## What is asked
In the material below, find all lines with the string "examination" and copy them.

── Input material ──

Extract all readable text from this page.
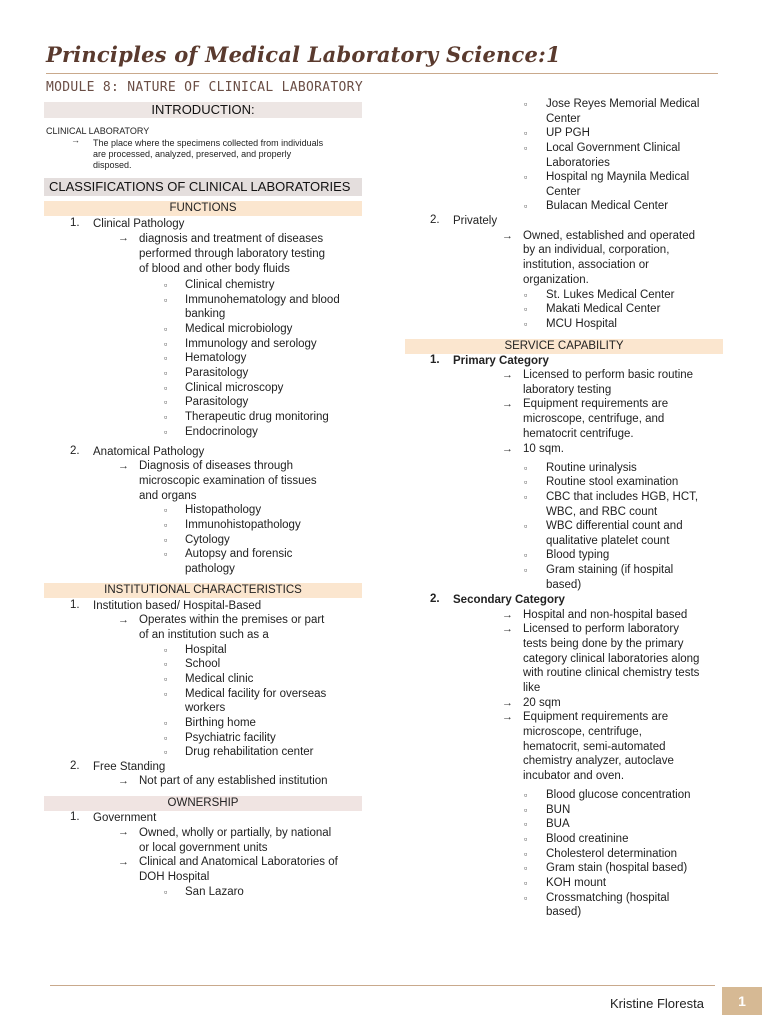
Principles of Medical Laboratory Science:1
MODULE 8: NATURE OF CLINICAL LABORATORY
INTRODUCTION:
CLINICAL LABORATORY
→ The place where the specimens collected from individuals
are processed, analyzed, preserved, and properly
disposed.
CLASSIFICATIONS OF CLINICAL LABORATORIES
FUNCTIONS
1. Clinical Pathology
→ diagnosis and treatment of diseases
performed through laboratory testing
of blood and other body fluids
▫ Clinical chemistry
▫ Immunohematology and blood
banking
▫ Medical microbiology
▫ Immunology and serology
▫ Hematology
▫ Parasitology
▫ Clinical microscopy
▫ Parasitology
▫ Therapeutic drug monitoring
▫ Endocrinology
2. Anatomical Pathology
→ Diagnosis of diseases through
microscopic examination of tissues
and organs
▫ Histopathology
▫ Immunohistopathology
▫ Cytology
▫ Autopsy and forensic
pathology
INSTITUTIONAL CHARACTERISTICS
1. Institution based/ Hospital-Based
→ Operates within the premises or part
of an institution such as a
▫ Hospital
▫ School
▫ Medical clinic
▫ Medical facility for overseas
workers
▫ Birthing home
▫ Psychiatric facility
▫ Drug rehabilitation center
2. Free Standing
→ Not part of any established institution
OWNERSHIP
1. Government
→ Owned, wholly or partially, by national
or local government units
→ Clinical and Anatomical Laboratories of
DOH Hospital
▫ San Lazaro
▫ Jose Reyes Memorial Medical
Center
▫ UP PGH
▫ Local Government Clinical
Laboratories
▫ Hospital ng Maynila Medical
Center
▫ Bulacan Medical Center
2. Privately
→ Owned, established and operated
by an individual, corporation,
institution, association or
organization.
▫ St. Lukes Medical Center
▫ Makati Medical Center
▫ MCU Hospital
SERVICE CAPABILITY
1. Primary Category
→ Licensed to perform basic routine
laboratory testing
→ Equipment requirements are
microscope, centrifuge, and
hematocrit centrifuge.
→ 10 sqm.
▫ Routine urinalysis
▫ Routine stool examination
▫ CBC that includes HGB, HCT,
WBC, and RBC count
▫ WBC differential count and
qualitative platelet count
▫ Blood typing
▫ Gram staining (if hospital
based)
2. Secondary Category
→ Hospital and non-hospital based
→ Licensed to perform laboratory
tests being done by the primary
category clinical laboratories along
with routine clinical chemistry tests
like
→ 20 sqm
→ Equipment requirements are
microscope, centrifuge,
hematocrit, semi-automated
chemistry analyzer, autoclave
incubator and oven.
▫ Blood glucose concentration
▫ BUN
▫ BUA
▫ Blood creatinine
▫ Cholesterol determination
▫ Gram stain (hospital based)
▫ KOH mount
▫ Crossmatching (hospital
based)
Kristine Floresta	1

───

## Reply
microscopic examination of tissues
▫ Routine stool examination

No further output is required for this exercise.